EXERCISE DESCRIPTION:
Would you copy out the whole listing exactly as given?

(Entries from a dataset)
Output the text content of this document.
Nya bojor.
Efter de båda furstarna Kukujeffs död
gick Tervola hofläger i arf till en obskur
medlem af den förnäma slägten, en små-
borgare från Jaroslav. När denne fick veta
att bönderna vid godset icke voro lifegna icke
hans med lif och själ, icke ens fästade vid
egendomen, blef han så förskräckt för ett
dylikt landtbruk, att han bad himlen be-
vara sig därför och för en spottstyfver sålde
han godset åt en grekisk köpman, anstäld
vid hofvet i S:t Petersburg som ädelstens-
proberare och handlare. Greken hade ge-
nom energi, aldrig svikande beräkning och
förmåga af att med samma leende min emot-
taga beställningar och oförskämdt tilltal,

EXERCISE OUTPUT:
Output the text content of this document.
Nya bojor.
Efter de båda furstarna Kukujeffs död
gick Tervola hofläger i arf till en obskur
medlem af den förnäma slägten, en små-
borgare från Jaroslav. När denne fick veta
att bönderna vid godset icke voro lifegna icke
hans med lif och själ, icke ens fästade vid
egendomen, blef han så förskräckt för ett
dylikt landtbruk, att han bad himlen be-
vara sig därför och för en spottstyfver sålde
han godset åt en grekisk köpman, anstäld
vid hofvet i S:t Petersburg som ädelstens-
proberare och handlare. Greken hade ge-
nom energi, aldrig svikande beräkning och
förmåga af att med samma leende min emot-
taga beställningar och oförskämdt tilltal,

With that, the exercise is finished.